▶ [Task brief]:
Using the data below, gather each line that includes the word "only".

====== Task inputs

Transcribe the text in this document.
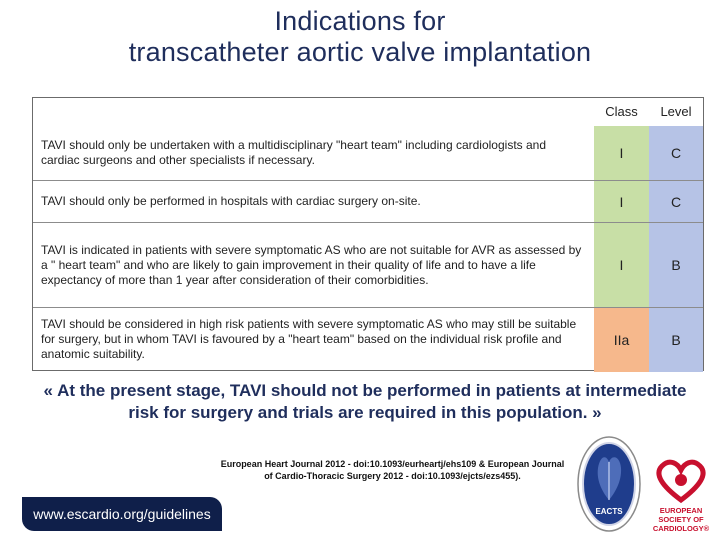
Indications for
transcatheter aortic valve implantation
	Class	Level
TAVI should only be undertaken with a multidisciplinary "heart team" including cardiologists and cardiac surgeons and other specialists if necessary.	I	C
TAVI should only be performed in hospitals with cardiac surgery on-site.	I	C
TAVI is indicated in patients with severe symptomatic AS who are not suitable for AVR as assessed by a " heart team" and who are likely to gain improvement in their quality of life and to have a life expectancy of more than 1 year after consideration of their comorbidities.	I	B
TAVI should be considered in high risk patients with severe symptomatic AS who may still be suitable for surgery, but in whom TAVI is favoured by a "heart team" based on the individual risk profile and anatomic suitability.	IIa	B
« At the present stage, TAVI should not be performed in patients at intermediate risk for surgery and trials are required in this population. »
www.escardio.org/guidelines
European Heart Journal 2012 - doi:10.1093/eurheartj/ehs109 & European Journal of Cardio-Thoracic Surgery 2012 - doi:10.1093/ejcts/ezs455).
EACTS	EUROPEAN
SOCIETY OF
CARDIOLOGY®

============

▶ [Completed task]:
TAVI should only be undertaken with a multidisciplinary "heart team" including cardiologists and cardiac surgeons and other specialists if necessary.	I	C
TAVI should only be performed in hospitals with cardiac surgery on-site.	I	C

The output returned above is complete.